-- Podany fragment --
■ ■ ■ ■ ■ ■ ■

Dalibyście już Trytce spokój. Teraz jest czas tylko na pożegnanie
Ewentualne odejście Przemysława Trytki wywołało ogromną dyskusję wśród kibiców kieleckiej Korony. Niestety, napastnik nie podzielił fanów na dwa obozy: fanów i ewentualnych przeciwników jego talentu. Nie jest wielką tajemnicą, że snajper nie był ulubieńcem trybun, ale fakt, że najczęściej to właśnie w nim upatrywano przyczyny indolencji drużyny ubranej w żółto - czerwone stroje, był dla samego Trytki nie tyle krzywdzący, co rażąco wręcz niesprawiedliwy.
Pamiętamy dobrze, że były napastnik Arki Gdynia pojawił się w Kielcach z woli byłego już dyrektora sportowego, Andrzeja Kobylańskiego i bądź co bądź stał się żywym symbolem konfliktu byłego reprezentanta Polski z uwielbianym trenerem, Leszkiem Ojrzyńskim. Zdaje się, że sam napastnik dopiero po czasie zdał sobie z tego sprawę. - Stało się poprawnie politycznie nienawidzić mnie - mówił jeszcze kilka miesięcy temu.

■ ■ ■ ■ ■ ■ ■

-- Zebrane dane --

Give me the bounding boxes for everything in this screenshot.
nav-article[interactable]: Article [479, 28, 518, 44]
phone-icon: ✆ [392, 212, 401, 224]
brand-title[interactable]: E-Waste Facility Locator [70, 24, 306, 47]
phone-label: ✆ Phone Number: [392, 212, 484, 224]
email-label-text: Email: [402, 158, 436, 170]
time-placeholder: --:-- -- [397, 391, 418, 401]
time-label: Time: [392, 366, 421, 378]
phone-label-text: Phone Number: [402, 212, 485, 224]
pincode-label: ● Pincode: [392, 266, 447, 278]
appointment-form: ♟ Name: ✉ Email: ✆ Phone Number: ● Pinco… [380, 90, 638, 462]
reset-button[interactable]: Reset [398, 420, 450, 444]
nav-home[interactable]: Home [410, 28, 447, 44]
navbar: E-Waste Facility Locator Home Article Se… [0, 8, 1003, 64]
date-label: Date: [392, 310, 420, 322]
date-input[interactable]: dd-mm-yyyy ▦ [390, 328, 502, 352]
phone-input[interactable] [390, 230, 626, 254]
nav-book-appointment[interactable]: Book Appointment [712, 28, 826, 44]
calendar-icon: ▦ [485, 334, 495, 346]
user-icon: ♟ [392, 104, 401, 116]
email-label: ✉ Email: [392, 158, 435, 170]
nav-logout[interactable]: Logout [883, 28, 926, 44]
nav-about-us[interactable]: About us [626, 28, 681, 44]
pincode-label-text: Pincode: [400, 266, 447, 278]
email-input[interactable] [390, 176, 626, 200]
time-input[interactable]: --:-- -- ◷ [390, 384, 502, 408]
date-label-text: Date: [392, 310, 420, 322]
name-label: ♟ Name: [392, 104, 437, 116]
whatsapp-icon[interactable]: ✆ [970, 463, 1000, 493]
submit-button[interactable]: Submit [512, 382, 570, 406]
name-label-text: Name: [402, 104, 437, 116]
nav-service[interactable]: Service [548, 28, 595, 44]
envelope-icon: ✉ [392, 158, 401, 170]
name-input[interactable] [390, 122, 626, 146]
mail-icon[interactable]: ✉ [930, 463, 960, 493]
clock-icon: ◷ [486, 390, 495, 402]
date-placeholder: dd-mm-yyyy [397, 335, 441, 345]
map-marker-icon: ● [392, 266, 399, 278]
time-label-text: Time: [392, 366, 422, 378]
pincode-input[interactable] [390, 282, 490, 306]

■ ■ ■ ■ ■ ■ ■

-- Co zrobić --
Kontynuuj fragment o możliwym odejściu Przemysława Trytki z Korony Kielce od miejsca, w którym się kończy. Pozycje to osobny materiał, niezwiązany z fragmentem.

-- Odpowiedź pisemna --
I nie ma przesady w jego słowach. Wiadro pomyj, które każdego tygodnia wylewano na jego głowę, mogło powalić nawet najbardziej odpornego psychicznie. I to jest jedna tylko przyczyna, z którą należy mu się ogromny szacunek. Fala bezmyślnego i niezwykle ostrego hejtu przekraczała wszelkie skale. Obojętnie, co się stało w czasie spotkania Korony - winnym zawsze był Trytko. Kwestią czasu było tylko to, aż w końcu „Trycie” dostanie się za niesprawny kołowrotek czy niedopieczoną kiełbasę.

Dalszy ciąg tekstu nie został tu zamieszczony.